**The exercise:**
Quote the whole listing word for word. Do not include the pictures.

**Available records:**
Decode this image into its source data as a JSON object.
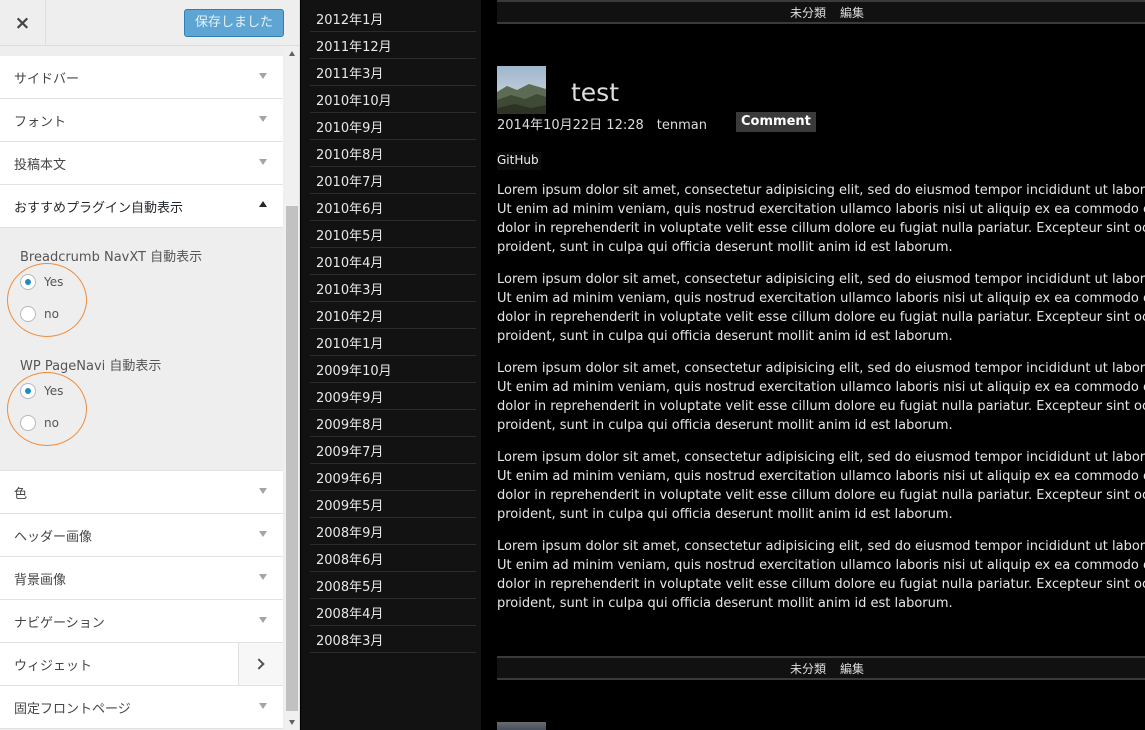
{
  "customizer": {
    "close_icon": "×",
    "save_label": "保存しました",
    "sections": [
      {
        "label": "サイドバー"
      },
      {
        "label": "フォント"
      },
      {
        "label": "投稿本文"
      },
      {
        "label": "おすすめプラグイン自動表示",
        "open": true
      },
      {
        "label": "色"
      },
      {
        "label": "ヘッダー画像"
      },
      {
        "label": "背景画像"
      },
      {
        "label": "ナビゲーション"
      },
      {
        "label": "ウィジェット"
      },
      {
        "label": "固定フロントページ"
      }
    ],
    "open_section": {
      "groups": [
        {
          "title": "Breadcrumb NavXT 自動表示",
          "options": [
            "Yes",
            "no"
          ],
          "selected": "Yes"
        },
        {
          "title": "WP PageNavi  自動表示",
          "options": [
            "Yes",
            "no"
          ],
          "selected": "Yes"
        }
      ]
    },
    "annotation_color": "#ef8c3a"
  },
  "archive": {
    "items": [
      "2012年1月",
      "2011年12月",
      "2011年3月",
      "2010年10月",
      "2010年9月",
      "2010年8月",
      "2010年7月",
      "2010年6月",
      "2010年5月",
      "2010年4月",
      "2010年3月",
      "2010年2月",
      "2010年1月",
      "2009年10月",
      "2009年9月",
      "2009年8月",
      "2009年7月",
      "2009年6月",
      "2009年5月",
      "2008年9月",
      "2008年6月",
      "2008年5月",
      "2008年4月",
      "2008年3月"
    ]
  },
  "post": {
    "top_meta": {
      "category": "未分類",
      "edit": "編集"
    },
    "title": "test",
    "date": "2014年10月22日 12:28",
    "author": "tenman",
    "comment_label": "Comment",
    "github_label": "GitHub",
    "paragraphs": [
      [
        "Lorem ipsum dolor sit amet, consectetur adipisicing elit, sed do eiusmod tempor incididunt ut labore e",
        "Ut enim ad minim veniam, quis nostrud exercitation ullamco laboris nisi ut aliquip ex ea commodo cor",
        "dolor in reprehenderit in voluptate velit esse cillum dolore eu fugiat nulla pariatur. Excepteur sint occa",
        "proident, sunt in culpa qui officia deserunt mollit anim id est laborum."
      ],
      [
        "Lorem ipsum dolor sit amet, consectetur adipisicing elit, sed do eiusmod tempor incididunt ut labore e",
        "Ut enim ad minim veniam, quis nostrud exercitation ullamco laboris nisi ut aliquip ex ea commodo cor",
        "dolor in reprehenderit in voluptate velit esse cillum dolore eu fugiat nulla pariatur. Excepteur sint occa",
        "proident, sunt in culpa qui officia deserunt mollit anim id est laborum."
      ],
      [
        "Lorem ipsum dolor sit amet, consectetur adipisicing elit, sed do eiusmod tempor incididunt ut labore e",
        "Ut enim ad minim veniam, quis nostrud exercitation ullamco laboris nisi ut aliquip ex ea commodo cor",
        "dolor in reprehenderit in voluptate velit esse cillum dolore eu fugiat nulla pariatur. Excepteur sint occa",
        "proident, sunt in culpa qui officia deserunt mollit anim id est laborum."
      ],
      [
        "Lorem ipsum dolor sit amet, consectetur adipisicing elit, sed do eiusmod tempor incididunt ut labore e",
        "Ut enim ad minim veniam, quis nostrud exercitation ullamco laboris nisi ut aliquip ex ea commodo cor",
        "dolor in reprehenderit in voluptate velit esse cillum dolore eu fugiat nulla pariatur. Excepteur sint occa",
        "proident, sunt in culpa qui officia deserunt mollit anim id est laborum."
      ],
      [
        "Lorem ipsum dolor sit amet, consectetur adipisicing elit, sed do eiusmod tempor incididunt ut labore e",
        "Ut enim ad minim veniam, quis nostrud exercitation ullamco laboris nisi ut aliquip ex ea commodo cor",
        "dolor in reprehenderit in voluptate velit esse cillum dolore eu fugiat nulla pariatur. Excepteur sint occa",
        "proident, sunt in culpa qui officia deserunt mollit anim id est laborum."
      ]
    ],
    "bottom_meta": {
      "category": "未分類",
      "edit": "編集"
    }
  }
}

**Solution:**
Decode this image into its source data as a JSON object.
{
  "customizer": {
    "close_icon": "×",
    "save_label": "保存しました",
    "sections": [
      {
        "label": "サイドバー"
      },
      {
        "label": "フォント"
      },
      {
        "label": "投稿本文"
      },
      {
        "label": "おすすめプラグイン自動表示",
        "open": true
      },
      {
        "label": "色"
      },
      {
        "label": "ヘッダー画像"
      },
      {
        "label": "背景画像"
      },
      {
        "label": "ナビゲーション"
      },
      {
        "label": "ウィジェット"
      },
      {
        "label": "固定フロントページ"
      }
    ],
    "open_section": {
      "groups": [
        {
          "title": "Breadcrumb NavXT 自動表示",
          "options": [
            "Yes",
            "no"
          ],
          "selected": "Yes"
        },
        {
          "title": "WP PageNavi  自動表示",
          "options": [
            "Yes",
            "no"
          ],
          "selected": "Yes"
        }
      ]
    },
    "annotation_color": "#ef8c3a"
  },
  "archive": {
    "items": [
      "2012年1月",
      "2011年12月",
      "2011年3月",
      "2010年10月",
      "2010年9月",
      "2010年8月",
      "2010年7月",
      "2010年6月",
      "2010年5月",
      "2010年4月",
      "2010年3月",
      "2010年2月",
      "2010年1月",
      "2009年10月",
      "2009年9月",
      "2009年8月",
      "2009年7月",
      "2009年6月",
      "2009年5月",
      "2008年9月",
      "2008年6月",
      "2008年5月",
      "2008年4月",
      "2008年3月"
    ]
  },
  "post": {
    "top_meta": {
      "category": "未分類",
      "edit": "編集"
    },
    "title": "test",
    "date": "2014年10月22日 12:28",
    "author": "tenman",
    "comment_label": "Comment",
    "github_label": "GitHub",
    "paragraphs": [
      [
        "Lorem ipsum dolor sit amet, consectetur adipisicing elit, sed do eiusmod tempor incididunt ut labore e",
        "Ut enim ad minim veniam, quis nostrud exercitation ullamco laboris nisi ut aliquip ex ea commodo cor",
        "dolor in reprehenderit in voluptate velit esse cillum dolore eu fugiat nulla pariatur. Excepteur sint occa",
        "proident, sunt in culpa qui officia deserunt mollit anim id est laborum."
      ],
      [
        "Lorem ipsum dolor sit amet, consectetur adipisicing elit, sed do eiusmod tempor incididunt ut labore e",
        "Ut enim ad minim veniam, quis nostrud exercitation ullamco laboris nisi ut aliquip ex ea commodo cor",
        "dolor in reprehenderit in voluptate velit esse cillum dolore eu fugiat nulla pariatur. Excepteur sint occa",
        "proident, sunt in culpa qui officia deserunt mollit anim id est laborum."
      ],
      [
        "Lorem ipsum dolor sit amet, consectetur adipisicing elit, sed do eiusmod tempor incididunt ut labore e",
        "Ut enim ad minim veniam, quis nostrud exercitation ullamco laboris nisi ut aliquip ex ea commodo cor",
        "dolor in reprehenderit in voluptate velit esse cillum dolore eu fugiat nulla pariatur. Excepteur sint occa",
        "proident, sunt in culpa qui officia deserunt mollit anim id est laborum."
      ],
      [
        "Lorem ipsum dolor sit amet, consectetur adipisicing elit, sed do eiusmod tempor incididunt ut labore e",
        "Ut enim ad minim veniam, quis nostrud exercitation ullamco laboris nisi ut aliquip ex ea commodo cor",
        "dolor in reprehenderit in voluptate velit esse cillum dolore eu fugiat nulla pariatur. Excepteur sint occa",
        "proident, sunt in culpa qui officia deserunt mollit anim id est laborum."
      ],
      [
        "Lorem ipsum dolor sit amet, consectetur adipisicing elit, sed do eiusmod tempor incididunt ut labore e",
        "Ut enim ad minim veniam, quis nostrud exercitation ullamco laboris nisi ut aliquip ex ea commodo cor",
        "dolor in reprehenderit in voluptate velit esse cillum dolore eu fugiat nulla pariatur. Excepteur sint occa",
        "proident, sunt in culpa qui officia deserunt mollit anim id est laborum."
      ]
    ],
    "bottom_meta": {
      "category": "未分類",
      "edit": "編集"
    }
  }
}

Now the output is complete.